Aim of the exercise
Select the lines that contain "JSON" and copy each of them.

--- Recorded information ---

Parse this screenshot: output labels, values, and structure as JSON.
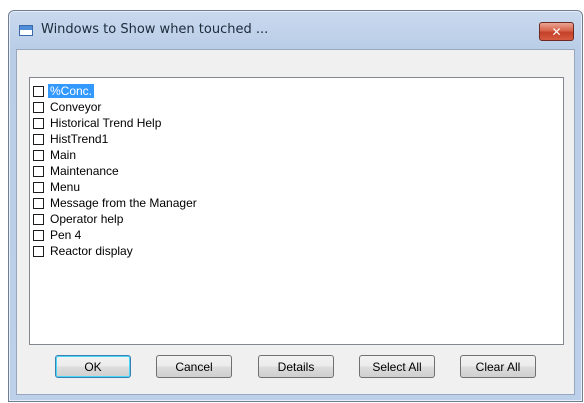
{
  "window": {
    "title": "Windows to Show when touched ...",
    "close_glyph": "✕"
  },
  "list": {
    "items": [
      {
        "label": "%Conc.",
        "checked": false,
        "selected": true
      },
      {
        "label": "Conveyor",
        "checked": false,
        "selected": false
      },
      {
        "label": "Historical Trend Help",
        "checked": false,
        "selected": false
      },
      {
        "label": "HistTrend1",
        "checked": false,
        "selected": false
      },
      {
        "label": "Main",
        "checked": false,
        "selected": false
      },
      {
        "label": "Maintenance",
        "checked": false,
        "selected": false
      },
      {
        "label": "Menu",
        "checked": false,
        "selected": false
      },
      {
        "label": "Message from the Manager",
        "checked": false,
        "selected": false
      },
      {
        "label": "Operator help",
        "checked": false,
        "selected": false
      },
      {
        "label": "Pen 4",
        "checked": false,
        "selected": false
      },
      {
        "label": "Reactor display",
        "checked": false,
        "selected": false
      }
    ]
  },
  "buttons": {
    "ok": "OK",
    "cancel": "Cancel",
    "details": "Details",
    "select_all": "Select All",
    "clear_all": "Clear All"
  },
  "colors": {
    "selection": "#3399ff",
    "close_button": "#c4402a"
  }
}
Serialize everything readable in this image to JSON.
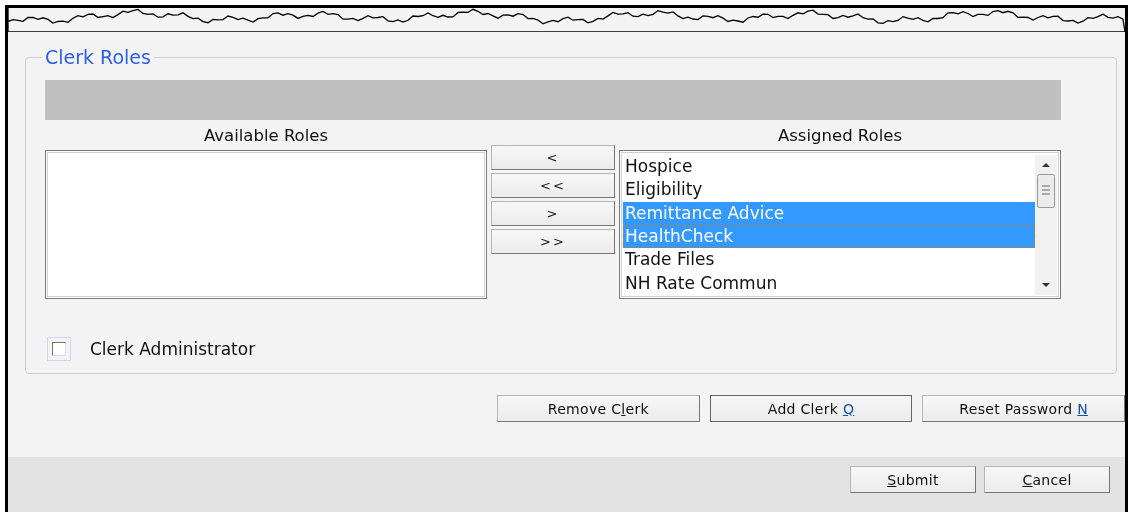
{
  "section": {
    "title": "Clerk Roles"
  },
  "available_roles": {
    "heading": "Available Roles"
  },
  "transfer_buttons": [
    "<",
    "<<",
    ">",
    ">>"
  ],
  "assigned_roles": {
    "heading": "Assigned Roles",
    "items": [
      {
        "label": "Hospice",
        "selected": false,
        "focused": false
      },
      {
        "label": "Eligibility",
        "selected": false,
        "focused": false
      },
      {
        "label": "Remittance Advice",
        "selected": true,
        "focused": false
      },
      {
        "label": "HealthCheck",
        "selected": true,
        "focused": true
      },
      {
        "label": "Trade Files",
        "selected": false,
        "focused": false
      },
      {
        "label": "NH Rate Commun",
        "selected": false,
        "focused": false
      }
    ]
  },
  "clerk_administrator": {
    "label": "Clerk Administrator",
    "checked": false
  },
  "clerk_buttons": [
    {
      "before": "Remove C",
      "key": "l",
      "after": "erk",
      "key_link": false,
      "default": false
    },
    {
      "before": "Add Clerk ",
      "key": "Q",
      "key_link": true,
      "default": true
    },
    {
      "before": "Reset Password ",
      "key": "N",
      "key_link": true,
      "default": false
    }
  ],
  "footer_buttons": [
    {
      "key": "S",
      "after": "ubmit",
      "key_link": false,
      "default": false
    },
    {
      "key": "C",
      "after": "ancel",
      "key_link": false,
      "default": false
    }
  ]
}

---

Written solution
Parse this screenshot: output labels, values, and structure as JSON.
Serialize everything readable in this image to JSON.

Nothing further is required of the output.